— start of SUPPLIED DATA —

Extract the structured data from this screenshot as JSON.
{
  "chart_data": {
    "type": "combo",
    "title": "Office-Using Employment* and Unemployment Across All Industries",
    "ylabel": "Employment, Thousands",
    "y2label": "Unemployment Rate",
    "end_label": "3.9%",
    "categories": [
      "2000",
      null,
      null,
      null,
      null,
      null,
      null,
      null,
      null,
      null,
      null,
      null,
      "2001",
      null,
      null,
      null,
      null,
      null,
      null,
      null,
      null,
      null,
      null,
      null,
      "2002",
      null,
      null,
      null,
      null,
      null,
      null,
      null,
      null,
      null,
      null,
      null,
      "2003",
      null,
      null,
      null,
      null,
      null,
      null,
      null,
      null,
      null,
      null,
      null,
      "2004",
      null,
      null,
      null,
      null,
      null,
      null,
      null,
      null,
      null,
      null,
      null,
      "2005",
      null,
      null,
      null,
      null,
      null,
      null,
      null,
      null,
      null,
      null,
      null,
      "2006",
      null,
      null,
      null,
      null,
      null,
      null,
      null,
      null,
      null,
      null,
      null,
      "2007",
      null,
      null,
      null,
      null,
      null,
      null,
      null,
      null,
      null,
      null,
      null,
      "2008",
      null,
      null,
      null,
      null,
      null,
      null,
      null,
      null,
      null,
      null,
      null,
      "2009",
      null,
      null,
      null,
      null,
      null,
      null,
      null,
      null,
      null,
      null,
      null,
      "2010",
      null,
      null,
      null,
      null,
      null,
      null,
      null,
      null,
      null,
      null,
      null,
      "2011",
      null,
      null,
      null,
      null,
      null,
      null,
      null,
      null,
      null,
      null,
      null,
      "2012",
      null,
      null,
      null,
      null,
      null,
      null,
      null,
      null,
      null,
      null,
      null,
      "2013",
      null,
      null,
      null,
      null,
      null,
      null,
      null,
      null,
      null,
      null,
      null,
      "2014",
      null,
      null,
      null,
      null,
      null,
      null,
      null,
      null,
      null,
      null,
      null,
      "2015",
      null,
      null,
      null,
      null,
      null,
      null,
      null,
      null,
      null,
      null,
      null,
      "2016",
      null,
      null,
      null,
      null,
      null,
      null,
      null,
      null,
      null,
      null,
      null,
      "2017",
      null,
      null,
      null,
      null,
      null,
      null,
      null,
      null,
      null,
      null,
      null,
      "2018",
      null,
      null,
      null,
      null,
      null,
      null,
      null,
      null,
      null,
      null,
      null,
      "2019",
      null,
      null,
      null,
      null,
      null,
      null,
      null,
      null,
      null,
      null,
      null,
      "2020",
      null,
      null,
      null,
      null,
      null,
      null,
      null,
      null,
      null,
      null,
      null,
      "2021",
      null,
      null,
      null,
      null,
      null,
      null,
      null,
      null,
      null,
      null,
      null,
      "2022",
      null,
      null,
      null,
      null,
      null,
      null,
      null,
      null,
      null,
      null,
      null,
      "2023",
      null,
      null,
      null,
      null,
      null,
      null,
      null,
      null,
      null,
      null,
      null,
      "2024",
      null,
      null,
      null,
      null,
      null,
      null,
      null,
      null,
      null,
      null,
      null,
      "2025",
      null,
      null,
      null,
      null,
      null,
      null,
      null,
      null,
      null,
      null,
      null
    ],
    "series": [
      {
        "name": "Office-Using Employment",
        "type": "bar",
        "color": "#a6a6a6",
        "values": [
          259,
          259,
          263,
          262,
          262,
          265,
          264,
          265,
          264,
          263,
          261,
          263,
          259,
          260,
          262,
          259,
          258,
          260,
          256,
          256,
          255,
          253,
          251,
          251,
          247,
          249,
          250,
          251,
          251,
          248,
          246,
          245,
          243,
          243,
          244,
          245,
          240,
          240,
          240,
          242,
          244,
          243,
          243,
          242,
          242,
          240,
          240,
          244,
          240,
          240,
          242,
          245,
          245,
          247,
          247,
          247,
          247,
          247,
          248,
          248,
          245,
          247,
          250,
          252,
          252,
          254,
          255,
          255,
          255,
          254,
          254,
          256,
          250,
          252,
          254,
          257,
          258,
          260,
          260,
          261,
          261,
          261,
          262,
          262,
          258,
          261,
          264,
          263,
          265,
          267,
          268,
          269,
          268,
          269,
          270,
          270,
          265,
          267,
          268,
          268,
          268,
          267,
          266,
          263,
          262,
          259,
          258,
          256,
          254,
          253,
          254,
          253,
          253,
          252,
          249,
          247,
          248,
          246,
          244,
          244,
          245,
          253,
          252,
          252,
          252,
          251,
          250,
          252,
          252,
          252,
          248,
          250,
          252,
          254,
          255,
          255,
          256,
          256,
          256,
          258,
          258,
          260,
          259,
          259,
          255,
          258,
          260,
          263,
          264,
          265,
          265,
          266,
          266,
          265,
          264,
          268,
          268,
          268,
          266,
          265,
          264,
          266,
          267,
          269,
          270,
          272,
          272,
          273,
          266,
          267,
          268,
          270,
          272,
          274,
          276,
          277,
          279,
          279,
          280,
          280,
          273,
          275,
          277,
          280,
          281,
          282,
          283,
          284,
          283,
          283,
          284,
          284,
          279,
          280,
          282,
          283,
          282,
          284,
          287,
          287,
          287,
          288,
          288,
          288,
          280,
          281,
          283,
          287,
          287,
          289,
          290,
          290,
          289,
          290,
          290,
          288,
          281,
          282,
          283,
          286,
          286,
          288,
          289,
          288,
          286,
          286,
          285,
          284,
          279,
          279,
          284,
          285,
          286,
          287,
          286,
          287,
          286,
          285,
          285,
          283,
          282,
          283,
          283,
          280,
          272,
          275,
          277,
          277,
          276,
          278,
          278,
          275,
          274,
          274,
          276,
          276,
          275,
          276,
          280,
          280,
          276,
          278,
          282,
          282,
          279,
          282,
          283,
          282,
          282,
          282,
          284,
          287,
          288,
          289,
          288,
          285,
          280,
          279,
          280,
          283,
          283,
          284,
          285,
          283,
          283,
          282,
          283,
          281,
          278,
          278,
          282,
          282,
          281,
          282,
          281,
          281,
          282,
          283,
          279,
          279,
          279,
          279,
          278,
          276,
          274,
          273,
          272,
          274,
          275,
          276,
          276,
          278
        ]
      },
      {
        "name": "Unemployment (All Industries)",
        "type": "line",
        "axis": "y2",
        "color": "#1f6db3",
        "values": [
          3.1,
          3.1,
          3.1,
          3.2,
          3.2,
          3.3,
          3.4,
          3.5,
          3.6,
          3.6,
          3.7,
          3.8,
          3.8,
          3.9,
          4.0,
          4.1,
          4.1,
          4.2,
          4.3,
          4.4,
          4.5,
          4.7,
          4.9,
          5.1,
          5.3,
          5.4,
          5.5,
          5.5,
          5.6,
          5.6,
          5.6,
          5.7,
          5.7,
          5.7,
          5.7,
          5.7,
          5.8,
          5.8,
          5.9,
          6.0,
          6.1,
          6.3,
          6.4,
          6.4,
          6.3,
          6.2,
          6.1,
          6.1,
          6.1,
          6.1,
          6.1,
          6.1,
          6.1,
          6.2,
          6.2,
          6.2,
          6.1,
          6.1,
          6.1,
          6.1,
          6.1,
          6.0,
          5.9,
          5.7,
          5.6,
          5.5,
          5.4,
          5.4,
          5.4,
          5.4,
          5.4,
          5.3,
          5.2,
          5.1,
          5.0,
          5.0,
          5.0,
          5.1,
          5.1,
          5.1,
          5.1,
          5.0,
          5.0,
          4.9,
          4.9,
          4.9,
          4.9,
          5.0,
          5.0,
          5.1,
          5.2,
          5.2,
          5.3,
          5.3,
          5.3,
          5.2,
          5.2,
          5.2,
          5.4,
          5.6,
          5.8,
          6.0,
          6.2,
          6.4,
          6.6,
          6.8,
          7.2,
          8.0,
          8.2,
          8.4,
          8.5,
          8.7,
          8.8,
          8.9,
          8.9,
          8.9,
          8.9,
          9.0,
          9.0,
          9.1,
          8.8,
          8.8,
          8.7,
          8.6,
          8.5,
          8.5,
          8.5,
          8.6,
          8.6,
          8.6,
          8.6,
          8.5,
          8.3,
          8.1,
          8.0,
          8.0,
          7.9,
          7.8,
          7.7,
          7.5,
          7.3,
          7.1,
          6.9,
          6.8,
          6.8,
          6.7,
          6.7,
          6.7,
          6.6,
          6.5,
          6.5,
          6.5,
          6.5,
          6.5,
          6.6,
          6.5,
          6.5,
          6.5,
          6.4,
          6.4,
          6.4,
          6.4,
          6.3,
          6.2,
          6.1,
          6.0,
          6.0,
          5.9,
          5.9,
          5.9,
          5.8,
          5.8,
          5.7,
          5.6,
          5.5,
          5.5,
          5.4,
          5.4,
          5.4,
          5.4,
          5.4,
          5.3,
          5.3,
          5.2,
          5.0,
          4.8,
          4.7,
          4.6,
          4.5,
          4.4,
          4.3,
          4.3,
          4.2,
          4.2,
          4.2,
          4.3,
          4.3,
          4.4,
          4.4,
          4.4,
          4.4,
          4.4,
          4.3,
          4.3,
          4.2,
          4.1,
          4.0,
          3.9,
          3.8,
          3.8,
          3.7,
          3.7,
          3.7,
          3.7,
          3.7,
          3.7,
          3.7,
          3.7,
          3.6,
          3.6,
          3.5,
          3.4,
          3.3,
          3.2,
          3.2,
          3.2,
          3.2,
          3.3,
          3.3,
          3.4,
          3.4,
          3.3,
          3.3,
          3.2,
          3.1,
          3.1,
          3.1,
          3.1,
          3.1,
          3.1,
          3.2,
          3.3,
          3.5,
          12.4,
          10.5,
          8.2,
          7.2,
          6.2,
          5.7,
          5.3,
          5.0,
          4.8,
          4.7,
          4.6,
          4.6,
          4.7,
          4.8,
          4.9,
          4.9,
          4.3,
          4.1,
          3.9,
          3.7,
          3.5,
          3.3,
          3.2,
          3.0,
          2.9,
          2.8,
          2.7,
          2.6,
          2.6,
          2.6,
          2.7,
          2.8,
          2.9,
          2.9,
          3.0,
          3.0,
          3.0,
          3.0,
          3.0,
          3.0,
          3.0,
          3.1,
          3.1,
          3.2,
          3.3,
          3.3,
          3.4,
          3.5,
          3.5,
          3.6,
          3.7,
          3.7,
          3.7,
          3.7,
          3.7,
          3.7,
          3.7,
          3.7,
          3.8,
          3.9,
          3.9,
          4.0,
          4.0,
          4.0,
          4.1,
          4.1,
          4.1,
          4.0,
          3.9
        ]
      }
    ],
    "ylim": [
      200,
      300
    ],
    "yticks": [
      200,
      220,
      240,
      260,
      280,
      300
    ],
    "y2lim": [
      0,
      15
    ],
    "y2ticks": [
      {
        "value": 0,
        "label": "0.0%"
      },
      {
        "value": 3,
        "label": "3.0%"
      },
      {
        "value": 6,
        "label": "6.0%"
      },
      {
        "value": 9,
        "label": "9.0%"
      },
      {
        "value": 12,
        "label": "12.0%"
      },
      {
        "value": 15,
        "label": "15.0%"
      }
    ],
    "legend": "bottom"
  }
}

— end of SUPPLIED DATA —

Using the data above, copy each line that contains "Office".

RESULT OF THIS TASK »
    "title": "Office-Using Employment* and Unemployment Across All Industries",
        "name": "Office-Using Employment",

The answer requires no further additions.